▶ **The exercise**
In your copy, reproduce the entries exactly as they are, minus the images.
## START Provided material
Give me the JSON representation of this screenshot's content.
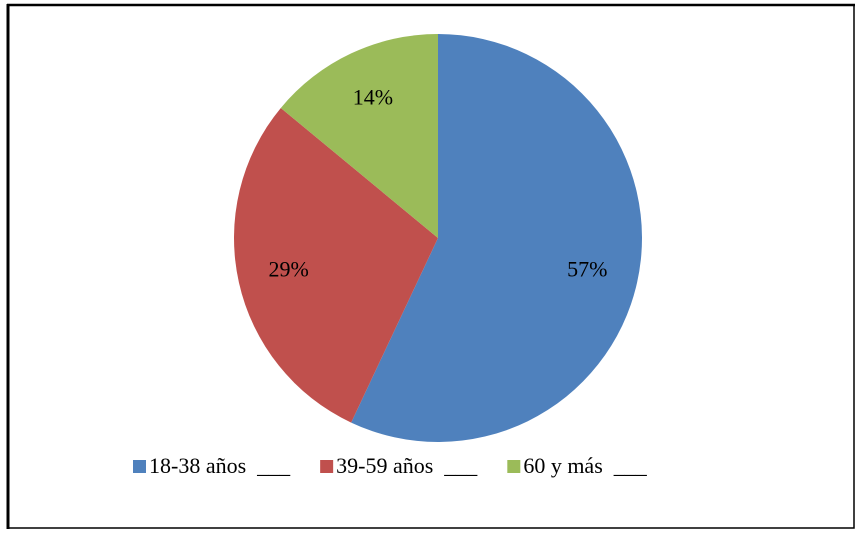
{
  "chart_data": {
    "type": "pie",
    "categories": [
      "18-38 años  ___",
      "39-59 años  ___",
      "60 y más  ___"
    ],
    "values": [
      57,
      29,
      14
    ],
    "value_labels": [
      "57%",
      "29%",
      "14%"
    ],
    "colors": [
      "#4f81bd",
      "#c0504d",
      "#9bbb59"
    ],
    "legend": "bottom"
  }
}
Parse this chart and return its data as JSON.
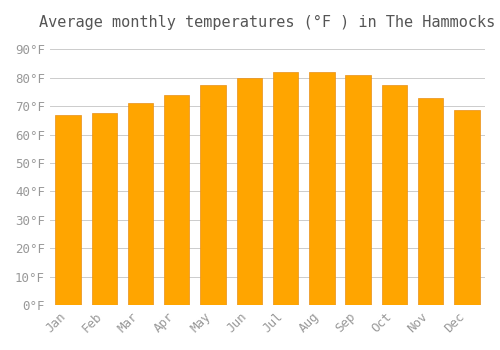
{
  "title": "Average monthly temperatures (°F ) in The Hammocks",
  "months": [
    "Jan",
    "Feb",
    "Mar",
    "Apr",
    "May",
    "Jun",
    "Jul",
    "Aug",
    "Sep",
    "Oct",
    "Nov",
    "Dec"
  ],
  "values": [
    67,
    67.5,
    71,
    74,
    77.5,
    80,
    82,
    82,
    81,
    77.5,
    73,
    68.5
  ],
  "bar_color": "#FFA500",
  "bar_edge_color": "#E8901A",
  "background_color": "#FFFFFF",
  "grid_color": "#CCCCCC",
  "yticks": [
    0,
    10,
    20,
    30,
    40,
    50,
    60,
    70,
    80,
    90
  ],
  "ylim": [
    0,
    93
  ],
  "title_fontsize": 11,
  "tick_fontsize": 9,
  "font_family": "monospace"
}
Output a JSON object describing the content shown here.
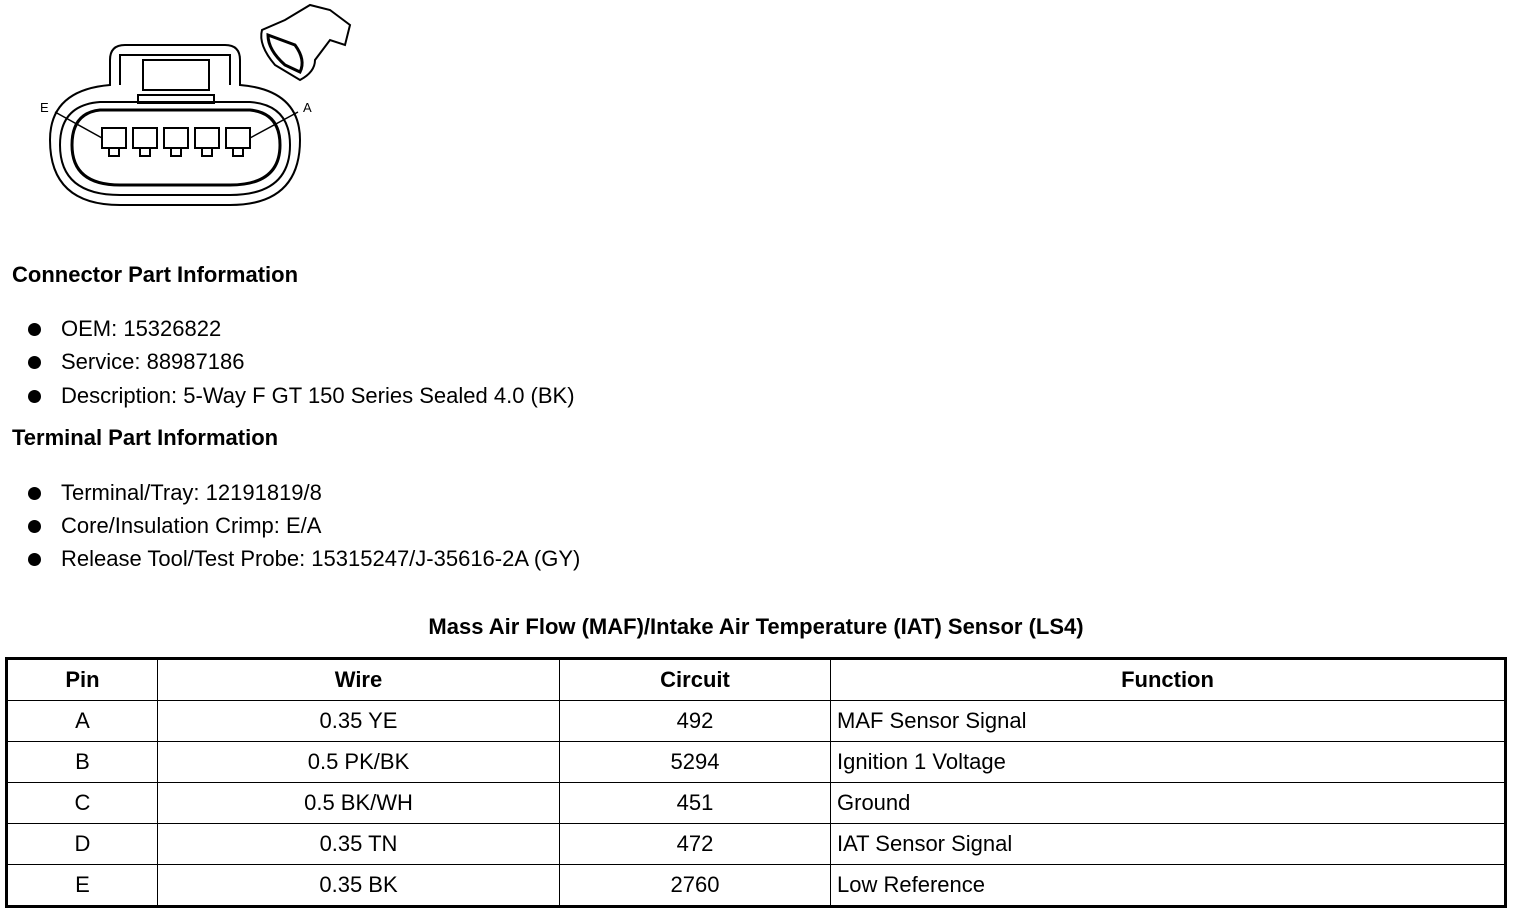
{
  "diagram": {
    "pin_labels": [
      "E",
      "A"
    ]
  },
  "connector_section": {
    "heading": "Connector Part Information",
    "items": [
      "OEM: 15326822",
      "Service: 88987186",
      "Description: 5-Way F GT 150 Series Sealed 4.0 (BK)"
    ]
  },
  "terminal_section": {
    "heading": "Terminal Part Information",
    "items": [
      "Terminal/Tray: 12191819/8",
      "Core/Insulation Crimp: E/A",
      "Release Tool/Test Probe: 15315247/J-35616-2A (GY)"
    ]
  },
  "table": {
    "title": "Mass Air Flow (MAF)/Intake Air Temperature (IAT) Sensor (LS4)",
    "headers": [
      "Pin",
      "Wire",
      "Circuit",
      "Function"
    ],
    "rows": [
      [
        "A",
        "0.35 YE",
        "492",
        "MAF Sensor Signal"
      ],
      [
        "B",
        "0.5 PK/BK",
        "5294",
        "Ignition 1 Voltage"
      ],
      [
        "C",
        "0.5 BK/WH",
        "451",
        "Ground"
      ],
      [
        "D",
        "0.35 TN",
        "472",
        "IAT Sensor Signal"
      ],
      [
        "E",
        "0.35 BK",
        "2760",
        "Low Reference"
      ]
    ]
  }
}
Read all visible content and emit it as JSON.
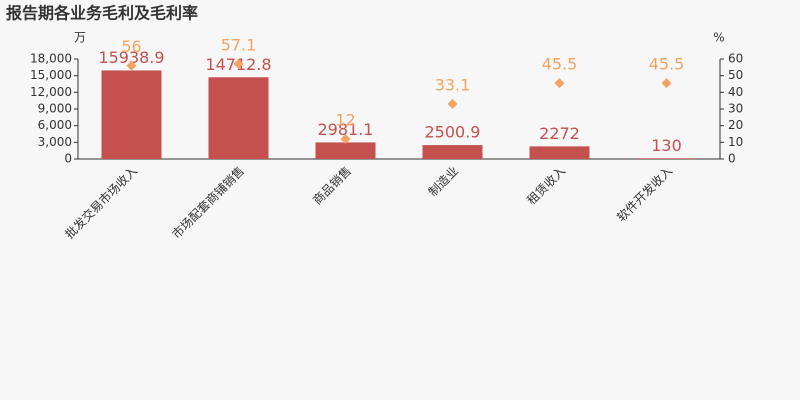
{
  "chart_data": {
    "type": "bar",
    "title": "报告期各业务毛利及毛利率",
    "y_label": "万",
    "y2_label": "%",
    "categories": [
      "批发交易市场收入",
      "市场配套商铺销售",
      "商品销售",
      "制造业",
      "租赁收入",
      "软件开发收入"
    ],
    "series": [
      {
        "type": "bar",
        "color": "#c4514e",
        "values": [
          15938.9,
          14712.8,
          2981.1,
          2500.9,
          2272,
          130
        ]
      },
      {
        "type": "scatter",
        "axis": "y2",
        "color": "#f4a460",
        "values": [
          56,
          57.1,
          12,
          33.1,
          45.5,
          45.5
        ]
      }
    ],
    "ylim": [
      0,
      18000
    ],
    "yticks": [
      0,
      {
        "value": 3000,
        "label": "3,000"
      },
      {
        "value": 6000,
        "label": "6,000"
      },
      {
        "value": 9000,
        "label": "9,000"
      },
      {
        "value": 12000,
        "label": "12,000"
      },
      {
        "value": 15000,
        "label": "15,000"
      },
      {
        "value": 18000,
        "label": "18,000"
      }
    ],
    "y2lim": [
      0,
      60
    ],
    "y2ticks": [
      0,
      10,
      20,
      30,
      40,
      50,
      60
    ]
  }
}
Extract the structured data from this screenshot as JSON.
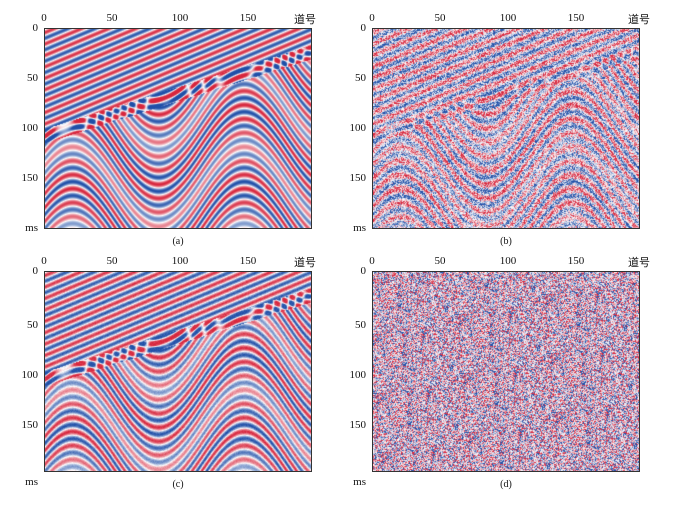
{
  "figure": {
    "x_axis_label": "道号",
    "y_axis_label": "ms",
    "x_ticks": [
      "0",
      "50",
      "100",
      "150"
    ],
    "y_ticks": [
      "0",
      "50",
      "100",
      "150"
    ],
    "panels": [
      {
        "caption": "(a)",
        "kind": "clean",
        "noise": 0.0
      },
      {
        "caption": "(b)",
        "kind": "noisy",
        "noise": 0.75
      },
      {
        "caption": "(c)",
        "kind": "denoised",
        "noise": 0.08
      },
      {
        "caption": "(d)",
        "kind": "residual",
        "noise": 1.0
      }
    ],
    "colors": {
      "positive": "#d7263d",
      "negative": "#1f4fa8",
      "zero": "#ffffff"
    }
  }
}
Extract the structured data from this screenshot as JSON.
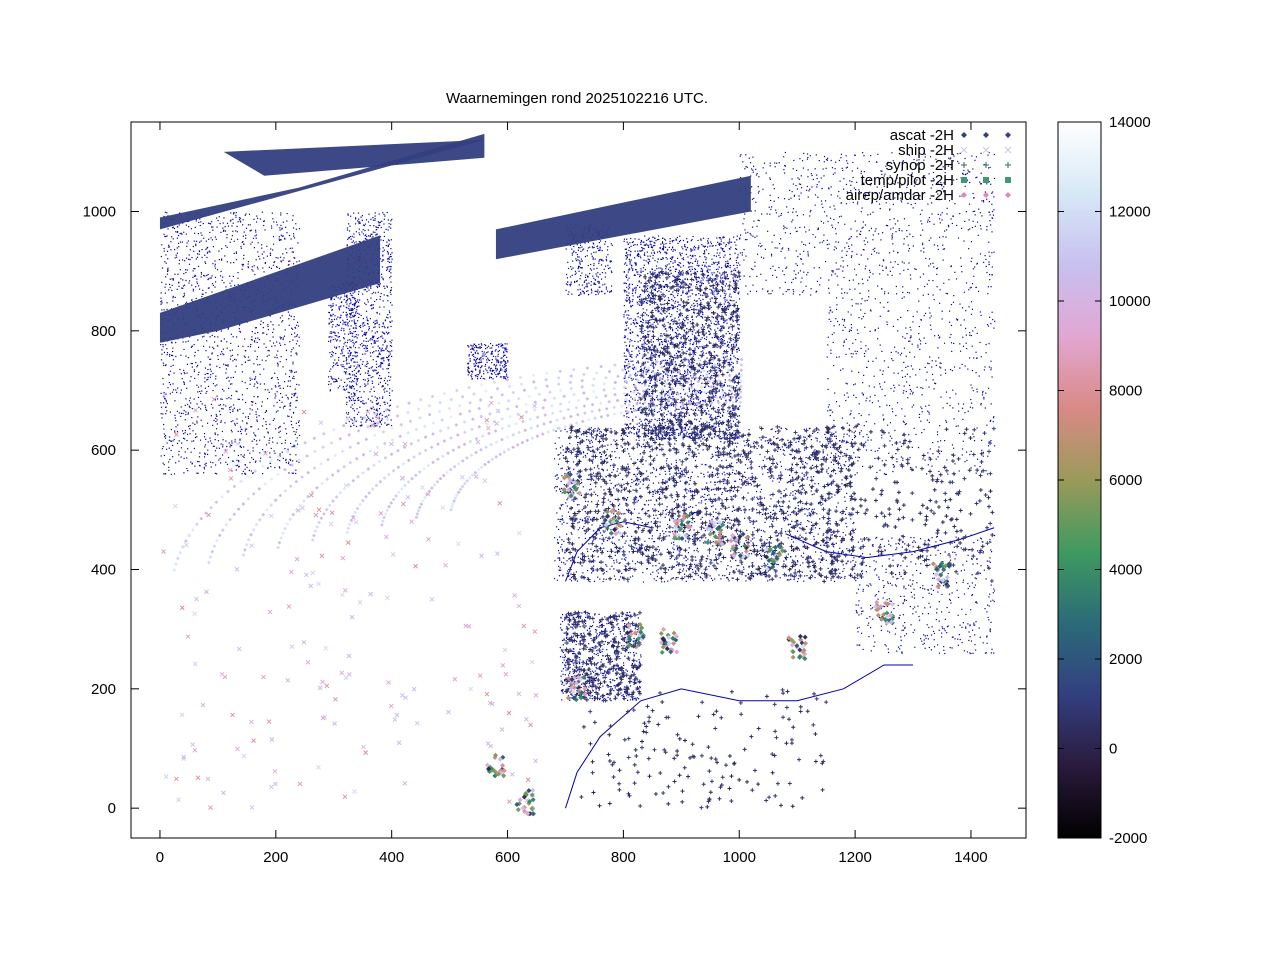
{
  "chart_data": {
    "type": "scatter",
    "title": "Waarnemingen rond 2025102216 UTC.",
    "xlabel": "",
    "ylabel": "",
    "xlim": [
      -50,
      1495
    ],
    "ylim": [
      -50,
      1150
    ],
    "x_ticks": [
      0,
      200,
      400,
      600,
      800,
      1000,
      1200,
      1400
    ],
    "y_ticks": [
      0,
      200,
      400,
      600,
      800,
      1000
    ],
    "grid": false,
    "legend_position": "top-right",
    "series": [
      {
        "name": "ascat -2H",
        "marker": "diamond",
        "color_key": "#333f80"
      },
      {
        "name": "ship -2H",
        "marker": "x",
        "color_key": "#c8c8e8"
      },
      {
        "name": "synop -2H",
        "marker": "plus",
        "color_key": "#2f6a6a"
      },
      {
        "name": "temp/pilot -2H",
        "marker": "square",
        "color_key": "#3f9a70"
      },
      {
        "name": "airep/amdar -2H",
        "marker": "diamond",
        "color_key": "#e089b8"
      }
    ],
    "colorbar": {
      "min": -2000,
      "max": 14000,
      "ticks": [
        -2000,
        0,
        2000,
        4000,
        6000,
        8000,
        10000,
        12000,
        14000
      ],
      "colors": [
        "#000000",
        "#2a1a3c",
        "#333f80",
        "#2b6b78",
        "#3f9a60",
        "#9a9a5a",
        "#d98a86",
        "#e2a6d2",
        "#c8c0f0",
        "#d6e8f6",
        "#ffffff"
      ]
    },
    "coastline_color": "#0000b4"
  }
}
## END Provided material
▶ **Response**
Give me the JSON representation of this screenshot's content.
{
  "chart_data": {
    "type": "pie",
    "categories": [
      "18-38 años  ___",
      "39-59 años  ___",
      "60 y más  ___"
    ],
    "values": [
      57,
      29,
      14
    ],
    "value_labels": [
      "57%",
      "29%",
      "14%"
    ],
    "colors": [
      "#4f81bd",
      "#c0504d",
      "#9bbb59"
    ],
    "legend": "bottom"
  }
}
Parse this chart and return its data as JSON.
{
  "title": "Average monthly temperatures (°F ) in The Hammocks",
  "months": [
    "Jan",
    "Feb",
    "Mar",
    "Apr",
    "May",
    "Jun",
    "Jul",
    "Aug",
    "Sep",
    "Oct",
    "Nov",
    "Dec"
  ],
  "values": [
    67,
    67.5,
    71,
    74,
    77.5,
    80,
    82,
    82,
    81,
    77.5,
    73,
    68.5
  ],
  "bar_color": "#FFA500",
  "bar_edge_color": "#E8901A",
  "background_color": "#FFFFFF",
  "grid_color": "#CCCCCC",
  "yticks": [
    0,
    10,
    20,
    30,
    40,
    50,
    60,
    70,
    80,
    90
  ],
  "ylim": [
    0,
    93
  ],
  "title_fontsize": 11,
  "tick_fontsize": 9,
  "font_family": "monospace"
}
Output a JSON object describing the content shown here.
{
  "diagram": {
    "pin_labels": [
      "E",
      "A"
    ]
  },
  "connector_section": {
    "heading": "Connector Part Information",
    "items": [
      "OEM: 15326822",
      "Service: 88987186",
      "Description: 5-Way F GT 150 Series Sealed 4.0 (BK)"
    ]
  },
  "terminal_section": {
    "heading": "Terminal Part Information",
    "items": [
      "Terminal/Tray: 12191819/8",
      "Core/Insulation Crimp: E/A",
      "Release Tool/Test Probe: 15315247/J-35616-2A (GY)"
    ]
  },
  "table": {
    "title": "Mass Air Flow (MAF)/Intake Air Temperature (IAT) Sensor (LS4)",
    "headers": [
      "Pin",
      "Wire",
      "Circuit",
      "Function"
    ],
    "rows": [
      [
        "A",
        "0.35 YE",
        "492",
        "MAF Sensor Signal"
      ],
      [
        "B",
        "0.5 PK/BK",
        "5294",
        "Ignition 1 Voltage"
      ],
      [
        "C",
        "0.5 BK/WH",
        "451",
        "Ground"
      ],
      [
        "D",
        "0.35 TN",
        "472",
        "IAT Sensor Signal"
      ],
      [
        "E",
        "0.35 BK",
        "2760",
        "Low Reference"
      ]
    ]
  }
}
Read all visible content and emit it as JSON.
{
  "chart_data": {
    "type": "bar",
    "title": "报告期各业务毛利及毛利率",
    "y_label": "万",
    "y2_label": "%",
    "categories": [
      "批发交易市场收入",
      "市场配套商铺销售",
      "商品销售",
      "制造业",
      "租赁收入",
      "软件开发收入"
    ],
    "series": [
      {
        "type": "bar",
        "color": "#c4514e",
        "values": [
          15938.9,
          14712.8,
          2981.1,
          2500.9,
          2272,
          130
        ]
      },
      {
        "type": "scatter",
        "axis": "y2",
        "color": "#f4a460",
        "values": [
          56,
          57.1,
          12,
          33.1,
          45.5,
          45.5
        ]
      }
    ],
    "ylim": [
      0,
      18000
    ],
    "yticks": [
      0,
      {
        "value": 3000,
        "label": "3,000"
      },
      {
        "value": 6000,
        "label": "6,000"
      },
      {
        "value": 9000,
        "label": "9,000"
      },
      {
        "value": 12000,
        "label": "12,000"
      },
      {
        "value": 15000,
        "label": "15,000"
      },
      {
        "value": 18000,
        "label": "18,000"
      }
    ],
    "y2lim": [
      0,
      60
    ],
    "y2ticks": [
      0,
      10,
      20,
      30,
      40,
      50,
      60
    ]
  }
}
Extract the structured data from this screenshot as JSON.
{
  "figure": {
    "x_axis_label": "道号",
    "y_axis_label": "ms",
    "x_ticks": [
      "0",
      "50",
      "100",
      "150"
    ],
    "y_ticks": [
      "0",
      "50",
      "100",
      "150"
    ],
    "panels": [
      {
        "caption": "(a)",
        "kind": "clean",
        "noise": 0.0
      },
      {
        "caption": "(b)",
        "kind": "noisy",
        "noise": 0.75
      },
      {
        "caption": "(c)",
        "kind": "denoised",
        "noise": 0.08
      },
      {
        "caption": "(d)",
        "kind": "residual",
        "noise": 1.0
      }
    ],
    "colors": {
      "positive": "#d7263d",
      "negative": "#1f4fa8",
      "zero": "#ffffff"
    }
  }
}
Extract the structured data from this screenshot as JSON.
{
  "chart_data": {
    "type": "scatter",
    "title": "Waarnemingen rond 2025102216 UTC.",
    "xlabel": "",
    "ylabel": "",
    "xlim": [
      -50,
      1495
    ],
    "ylim": [
      -50,
      1150
    ],
    "x_ticks": [
      0,
      200,
      400,
      600,
      800,
      1000,
      1200,
      1400
    ],
    "y_ticks": [
      0,
      200,
      400,
      600,
      800,
      1000
    ],
    "grid": false,
    "legend_position": "top-right",
    "series": [
      {
        "name": "ascat -2H",
        "marker": "diamond",
        "color_key": "#333f80"
      },
      {
        "name": "ship -2H",
        "marker": "x",
        "color_key": "#c8c8e8"
      },
      {
        "name": "synop -2H",
        "marker": "plus",
        "color_key": "#2f6a6a"
      },
      {
        "name": "temp/pilot -2H",
        "marker": "square",
        "color_key": "#3f9a70"
      },
      {
        "name": "airep/amdar -2H",
        "marker": "diamond",
        "color_key": "#e089b8"
      }
    ],
    "colorbar": {
      "min": -2000,
      "max": 14000,
      "ticks": [
        -2000,
        0,
        2000,
        4000,
        6000,
        8000,
        10000,
        12000,
        14000
      ],
      "colors": [
        "#000000",
        "#2a1a3c",
        "#333f80",
        "#2b6b78",
        "#3f9a60",
        "#9a9a5a",
        "#d98a86",
        "#e2a6d2",
        "#c8c0f0",
        "#d6e8f6",
        "#ffffff"
      ]
    },
    "coastline_color": "#0000b4"
  }
}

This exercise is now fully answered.